# START OF THE INPUT

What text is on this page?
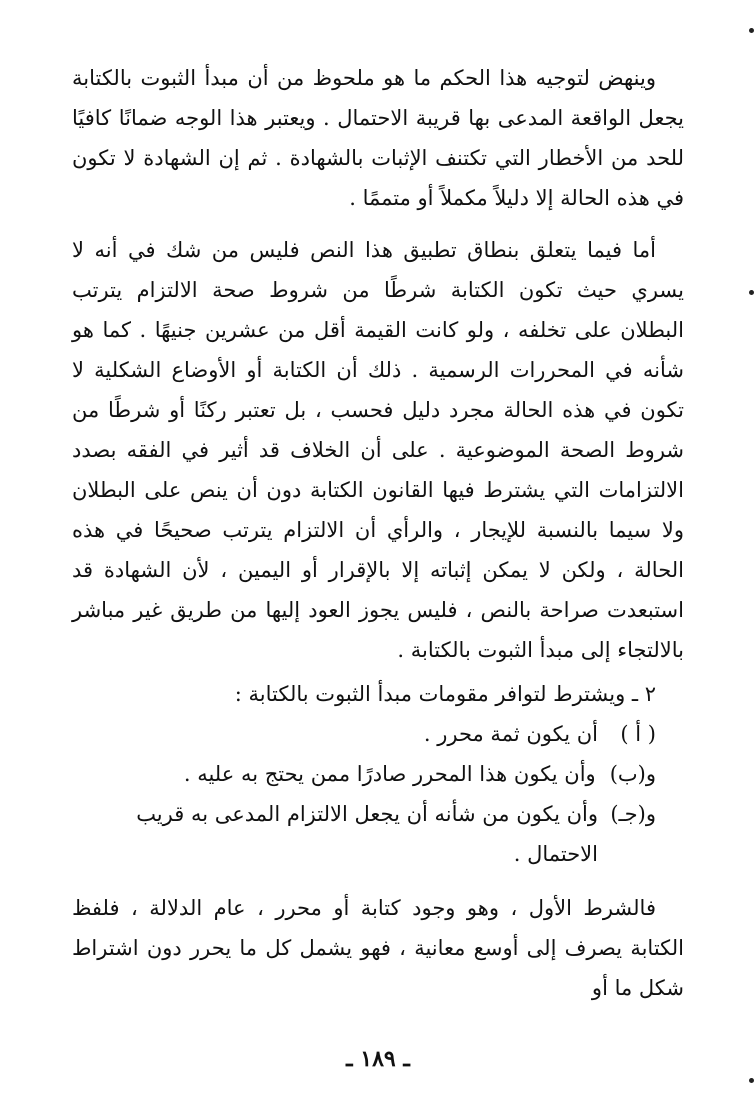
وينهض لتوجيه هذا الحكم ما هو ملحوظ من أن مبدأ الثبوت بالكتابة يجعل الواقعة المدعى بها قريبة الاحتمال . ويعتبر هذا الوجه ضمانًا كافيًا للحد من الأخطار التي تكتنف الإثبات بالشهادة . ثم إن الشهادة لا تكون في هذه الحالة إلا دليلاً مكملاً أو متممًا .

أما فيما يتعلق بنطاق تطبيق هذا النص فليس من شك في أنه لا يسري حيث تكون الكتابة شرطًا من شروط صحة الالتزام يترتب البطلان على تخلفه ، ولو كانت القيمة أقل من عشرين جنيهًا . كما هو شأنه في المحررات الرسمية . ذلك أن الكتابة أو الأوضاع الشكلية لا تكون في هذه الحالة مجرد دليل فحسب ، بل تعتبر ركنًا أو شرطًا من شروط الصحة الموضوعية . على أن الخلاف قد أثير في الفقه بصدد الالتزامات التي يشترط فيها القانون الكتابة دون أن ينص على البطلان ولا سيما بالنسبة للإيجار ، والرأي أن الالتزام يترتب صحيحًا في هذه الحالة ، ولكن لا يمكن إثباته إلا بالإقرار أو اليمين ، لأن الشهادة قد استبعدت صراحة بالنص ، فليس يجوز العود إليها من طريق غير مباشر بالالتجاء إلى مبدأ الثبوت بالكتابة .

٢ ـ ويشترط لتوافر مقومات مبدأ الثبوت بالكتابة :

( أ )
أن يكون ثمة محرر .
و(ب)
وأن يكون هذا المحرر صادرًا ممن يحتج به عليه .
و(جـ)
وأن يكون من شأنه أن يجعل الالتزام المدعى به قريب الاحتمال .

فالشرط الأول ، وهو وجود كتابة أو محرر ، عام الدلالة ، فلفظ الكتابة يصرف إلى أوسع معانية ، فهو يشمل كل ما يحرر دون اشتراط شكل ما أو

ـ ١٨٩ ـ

# END OF THE INPUT

■ TASK DESCRIPTION: Output all of the entries verbatim, leaving out any images.

■ ANSWER FOR THIS EXERCISE:
What text is on this page?
وينهض لتوجيه هذا الحكم ما هو ملحوظ من أن مبدأ الثبوت بالكتابة يجعل الواقعة المدعى بها قريبة الاحتمال . ويعتبر هذا الوجه ضمانًا كافيًا للحد من الأخطار التي تكتنف الإثبات بالشهادة . ثم إن الشهادة لا تكون في هذه الحالة إلا دليلاً مكملاً أو متممًا .

أما فيما يتعلق بنطاق تطبيق هذا النص فليس من شك في أنه لا يسري حيث تكون الكتابة شرطًا من شروط صحة الالتزام يترتب البطلان على تخلفه ، ولو كانت القيمة أقل من عشرين جنيهًا . كما هو شأنه في المحررات الرسمية . ذلك أن الكتابة أو الأوضاع الشكلية لا تكون في هذه الحالة مجرد دليل فحسب ، بل تعتبر ركنًا أو شرطًا من شروط الصحة الموضوعية . على أن الخلاف قد أثير في الفقه بصدد الالتزامات التي يشترط فيها القانون الكتابة دون أن ينص على البطلان ولا سيما بالنسبة للإيجار ، والرأي أن الالتزام يترتب صحيحًا في هذه الحالة ، ولكن لا يمكن إثباته إلا بالإقرار أو اليمين ، لأن الشهادة قد استبعدت صراحة بالنص ، فليس يجوز العود إليها من طريق غير مباشر بالالتجاء إلى مبدأ الثبوت بالكتابة .

٢ ـ ويشترط لتوافر مقومات مبدأ الثبوت بالكتابة :

( أ )
أن يكون ثمة محرر .
و(ب)
وأن يكون هذا المحرر صادرًا ممن يحتج به عليه .
و(جـ)
وأن يكون من شأنه أن يجعل الالتزام المدعى به قريب الاحتمال .

فالشرط الأول ، وهو وجود كتابة أو محرر ، عام الدلالة ، فلفظ الكتابة يصرف إلى أوسع معانية ، فهو يشمل كل ما يحرر دون اشتراط شكل ما أو

ـ ١٨٩ ـ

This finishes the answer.